• [TEXTO FORNECIDO]:
* * *
Por Carlos Henrique Ferreira Magalhães

O Colunista do jornal da burguesia, hoje, tenta fazer o leitor crer que o genocida-presidente possui atos estrambólicos, não atende aos interesses republicanos, foi eleito por uma disfunção da democracia e não sabe exercer um presidencialismo de coalizão.

O genocida-presidente não possui atos estrambólicos. Ao longo de 28 anos como deputado federal do baixo clero, sua prática parlamentar sempre foi orientada por atitudes fascistas , vide sua declaração pública de apoio ao torturador –Coronel Ulstra.

A lista de práticas irracionais , como xingamento a uma deputada federal, discursos com vieses racistas e homofóbicos e suas declarações sobre a relação capital/ trabalho, a qual aludia que uma escolha deveria ser feira entre direitos trabalhistas ou ter emprego, são fatos que corroboram que o genocida-presidente não possui atos estrambólicos.  Sua história, desde a expulsão do exército, pelo fato de ter colocado uma granada no quartel como forma de reivindicar seu aumento salarial, demonstram o perfil da direita necessário para combater as forças progressistas e populares quando estas possuem possibilidade de ascensão. Combater o quinto mandato de um partido que não atendia na totalidade os interesses do capital, era uma necessidade da classe burguesa e de seus aliados dos meios de comunicação desde 2014, passando pelo golpe contra a Presidenta Dilma Rousseff , a ascensão do presidente-traidor Temer e a eleição do genocida-presidente, o qual, predominantemente, teve o apoio de todos os colunistas do grandes meios de comunicação, inclusive este que analiso.
* * *
• [USANDO AS INFORMAÇÕES]:
A – Atualize o texto fornecido: reescreva o trecho que vai de "Por Carlos Henrique" até "presidencialismo de coalizão.", inclusive, substituindo "Colunista" por "Comentarista".
B – Segundo o texto fornecido, por quantos anos o genocida-presidente atuou como deputado federal?

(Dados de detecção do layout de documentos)
* * *
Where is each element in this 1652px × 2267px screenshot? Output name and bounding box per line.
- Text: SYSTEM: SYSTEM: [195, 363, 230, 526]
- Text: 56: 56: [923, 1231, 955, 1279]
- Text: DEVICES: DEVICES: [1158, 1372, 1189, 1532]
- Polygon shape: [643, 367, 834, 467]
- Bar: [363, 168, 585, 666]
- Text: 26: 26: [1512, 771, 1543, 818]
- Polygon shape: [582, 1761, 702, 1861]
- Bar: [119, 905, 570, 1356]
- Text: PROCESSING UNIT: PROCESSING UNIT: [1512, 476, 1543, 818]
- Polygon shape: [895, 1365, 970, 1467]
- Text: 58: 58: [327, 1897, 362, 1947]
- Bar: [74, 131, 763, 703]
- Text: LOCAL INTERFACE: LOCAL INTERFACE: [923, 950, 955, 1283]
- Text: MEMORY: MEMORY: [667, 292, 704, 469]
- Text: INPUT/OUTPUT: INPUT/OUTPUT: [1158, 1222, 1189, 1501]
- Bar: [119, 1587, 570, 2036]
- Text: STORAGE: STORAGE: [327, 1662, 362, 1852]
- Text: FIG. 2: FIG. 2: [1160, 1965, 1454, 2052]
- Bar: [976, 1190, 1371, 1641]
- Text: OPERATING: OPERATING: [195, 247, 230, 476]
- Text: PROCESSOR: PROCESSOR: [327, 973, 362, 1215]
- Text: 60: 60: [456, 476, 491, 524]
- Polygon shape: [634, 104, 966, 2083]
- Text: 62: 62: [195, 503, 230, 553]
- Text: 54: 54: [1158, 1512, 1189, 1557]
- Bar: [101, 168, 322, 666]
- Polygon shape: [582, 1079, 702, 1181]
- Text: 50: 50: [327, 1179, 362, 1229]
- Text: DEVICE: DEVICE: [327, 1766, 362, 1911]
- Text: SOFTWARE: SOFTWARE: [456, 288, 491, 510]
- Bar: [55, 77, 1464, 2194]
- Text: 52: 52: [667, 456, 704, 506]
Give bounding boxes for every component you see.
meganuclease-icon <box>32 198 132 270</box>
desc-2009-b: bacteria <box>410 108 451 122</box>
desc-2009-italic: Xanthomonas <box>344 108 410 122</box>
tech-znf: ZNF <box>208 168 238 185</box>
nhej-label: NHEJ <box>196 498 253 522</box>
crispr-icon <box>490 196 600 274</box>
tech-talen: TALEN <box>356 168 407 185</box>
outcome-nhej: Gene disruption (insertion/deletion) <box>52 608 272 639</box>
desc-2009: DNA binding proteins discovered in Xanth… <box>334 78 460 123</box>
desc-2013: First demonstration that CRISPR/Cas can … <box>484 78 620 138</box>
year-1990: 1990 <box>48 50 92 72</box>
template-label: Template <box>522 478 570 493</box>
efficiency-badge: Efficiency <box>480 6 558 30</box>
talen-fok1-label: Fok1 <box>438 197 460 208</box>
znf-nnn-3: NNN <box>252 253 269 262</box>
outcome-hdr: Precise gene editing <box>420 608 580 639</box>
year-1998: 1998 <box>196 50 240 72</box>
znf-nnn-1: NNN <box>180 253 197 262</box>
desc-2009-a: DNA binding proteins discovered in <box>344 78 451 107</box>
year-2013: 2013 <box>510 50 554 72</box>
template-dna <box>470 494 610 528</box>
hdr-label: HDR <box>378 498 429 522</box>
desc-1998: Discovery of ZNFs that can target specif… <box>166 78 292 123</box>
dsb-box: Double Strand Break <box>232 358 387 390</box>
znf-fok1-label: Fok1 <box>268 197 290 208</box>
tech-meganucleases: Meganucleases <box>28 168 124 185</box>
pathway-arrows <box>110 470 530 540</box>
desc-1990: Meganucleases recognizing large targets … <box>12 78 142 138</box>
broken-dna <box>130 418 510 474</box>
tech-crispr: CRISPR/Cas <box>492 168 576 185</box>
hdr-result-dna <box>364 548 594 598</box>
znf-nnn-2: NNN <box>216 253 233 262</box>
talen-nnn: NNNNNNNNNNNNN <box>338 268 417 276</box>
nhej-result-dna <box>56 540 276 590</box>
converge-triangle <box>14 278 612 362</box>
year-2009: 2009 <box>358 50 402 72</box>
* * *
• [RESPOSTAS DADAS]:
A –
Por Carlos Henrique Ferreira Magalhães

O Comentarista do jornal da burguesia, hoje, tenta fazer o leitor crer que o genocida-presidente possui atos estrambólicos, não atende aos interesses republicanos, foi eleito por uma disfunção da democracia e não sabe exercer um presidencialismo de coalizão.

B – Ele atuou como deputado federal do baixo clero por 28 anos.